SUPPLIED RECORDS:
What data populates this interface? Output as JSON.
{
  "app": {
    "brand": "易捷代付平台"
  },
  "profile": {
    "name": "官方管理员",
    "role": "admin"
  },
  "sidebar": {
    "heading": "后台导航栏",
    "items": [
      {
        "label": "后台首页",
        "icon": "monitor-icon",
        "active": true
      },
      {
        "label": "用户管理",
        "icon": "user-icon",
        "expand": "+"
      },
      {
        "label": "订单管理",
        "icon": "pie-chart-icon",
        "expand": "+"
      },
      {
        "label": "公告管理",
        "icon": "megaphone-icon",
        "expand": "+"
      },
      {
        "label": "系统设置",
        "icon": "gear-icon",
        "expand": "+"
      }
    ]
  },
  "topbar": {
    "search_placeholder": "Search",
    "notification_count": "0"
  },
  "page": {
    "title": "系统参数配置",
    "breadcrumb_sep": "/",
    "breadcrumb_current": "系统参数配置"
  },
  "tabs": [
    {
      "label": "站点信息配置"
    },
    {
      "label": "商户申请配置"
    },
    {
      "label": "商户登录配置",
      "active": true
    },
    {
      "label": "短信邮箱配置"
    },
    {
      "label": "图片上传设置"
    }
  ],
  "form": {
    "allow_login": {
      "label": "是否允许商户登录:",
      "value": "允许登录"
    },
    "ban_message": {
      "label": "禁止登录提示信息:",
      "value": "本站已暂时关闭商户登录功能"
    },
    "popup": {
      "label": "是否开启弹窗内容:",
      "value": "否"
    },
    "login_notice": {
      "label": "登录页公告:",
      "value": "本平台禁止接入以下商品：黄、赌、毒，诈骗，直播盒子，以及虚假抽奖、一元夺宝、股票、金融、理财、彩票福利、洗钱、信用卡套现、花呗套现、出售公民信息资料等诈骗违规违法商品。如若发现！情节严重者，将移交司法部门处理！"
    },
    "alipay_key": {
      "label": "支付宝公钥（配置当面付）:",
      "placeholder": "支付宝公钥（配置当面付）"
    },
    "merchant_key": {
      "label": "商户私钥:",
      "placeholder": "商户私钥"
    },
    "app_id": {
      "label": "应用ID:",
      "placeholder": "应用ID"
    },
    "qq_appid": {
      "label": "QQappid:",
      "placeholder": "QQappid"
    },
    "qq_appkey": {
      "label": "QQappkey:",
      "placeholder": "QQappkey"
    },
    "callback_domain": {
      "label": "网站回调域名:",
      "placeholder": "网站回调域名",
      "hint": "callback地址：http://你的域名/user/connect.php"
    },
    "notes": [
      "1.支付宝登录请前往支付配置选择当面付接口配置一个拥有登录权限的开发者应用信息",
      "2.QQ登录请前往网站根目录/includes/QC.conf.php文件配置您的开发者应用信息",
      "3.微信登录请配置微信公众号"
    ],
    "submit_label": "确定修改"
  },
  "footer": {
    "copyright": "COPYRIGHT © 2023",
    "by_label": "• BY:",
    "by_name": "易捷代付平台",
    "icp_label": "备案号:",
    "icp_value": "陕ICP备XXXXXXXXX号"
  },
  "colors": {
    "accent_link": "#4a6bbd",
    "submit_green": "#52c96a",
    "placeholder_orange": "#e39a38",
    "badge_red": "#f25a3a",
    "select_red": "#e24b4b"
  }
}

GOAL OF THE EXERCISE: Extract the listing in its entirety, matching it exactly.

FULL ANSWER:
What data populates this interface? Output as JSON.
{
  "app": {
    "brand": "易捷代付平台"
  },
  "profile": {
    "name": "官方管理员",
    "role": "admin"
  },
  "sidebar": {
    "heading": "后台导航栏",
    "items": [
      {
        "label": "后台首页",
        "icon": "monitor-icon",
        "active": true
      },
      {
        "label": "用户管理",
        "icon": "user-icon",
        "expand": "+"
      },
      {
        "label": "订单管理",
        "icon": "pie-chart-icon",
        "expand": "+"
      },
      {
        "label": "公告管理",
        "icon": "megaphone-icon",
        "expand": "+"
      },
      {
        "label": "系统设置",
        "icon": "gear-icon",
        "expand": "+"
      }
    ]
  },
  "topbar": {
    "search_placeholder": "Search",
    "notification_count": "0"
  },
  "page": {
    "title": "系统参数配置",
    "breadcrumb_sep": "/",
    "breadcrumb_current": "系统参数配置"
  },
  "tabs": [
    {
      "label": "站点信息配置"
    },
    {
      "label": "商户申请配置"
    },
    {
      "label": "商户登录配置",
      "active": true
    },
    {
      "label": "短信邮箱配置"
    },
    {
      "label": "图片上传设置"
    }
  ],
  "form": {
    "allow_login": {
      "label": "是否允许商户登录:",
      "value": "允许登录"
    },
    "ban_message": {
      "label": "禁止登录提示信息:",
      "value": "本站已暂时关闭商户登录功能"
    },
    "popup": {
      "label": "是否开启弹窗内容:",
      "value": "否"
    },
    "login_notice": {
      "label": "登录页公告:",
      "value": "本平台禁止接入以下商品：黄、赌、毒，诈骗，直播盒子，以及虚假抽奖、一元夺宝、股票、金融、理财、彩票福利、洗钱、信用卡套现、花呗套现、出售公民信息资料等诈骗违规违法商品。如若发现！情节严重者，将移交司法部门处理！"
    },
    "alipay_key": {
      "label": "支付宝公钥（配置当面付）:",
      "placeholder": "支付宝公钥（配置当面付）"
    },
    "merchant_key": {
      "label": "商户私钥:",
      "placeholder": "商户私钥"
    },
    "app_id": {
      "label": "应用ID:",
      "placeholder": "应用ID"
    },
    "qq_appid": {
      "label": "QQappid:",
      "placeholder": "QQappid"
    },
    "qq_appkey": {
      "label": "QQappkey:",
      "placeholder": "QQappkey"
    },
    "callback_domain": {
      "label": "网站回调域名:",
      "placeholder": "网站回调域名",
      "hint": "callback地址：http://你的域名/user/connect.php"
    },
    "notes": [
      "1.支付宝登录请前往支付配置选择当面付接口配置一个拥有登录权限的开发者应用信息",
      "2.QQ登录请前往网站根目录/includes/QC.conf.php文件配置您的开发者应用信息",
      "3.微信登录请配置微信公众号"
    ],
    "submit_label": "确定修改"
  },
  "footer": {
    "copyright": "COPYRIGHT © 2023",
    "by_label": "• BY:",
    "by_name": "易捷代付平台",
    "icp_label": "备案号:",
    "icp_value": "陕ICP备XXXXXXXXX号"
  },
  "colors": {
    "accent_link": "#4a6bbd",
    "submit_green": "#52c96a",
    "placeholder_orange": "#e39a38",
    "badge_red": "#f25a3a",
    "select_red": "#e24b4b"
  }
}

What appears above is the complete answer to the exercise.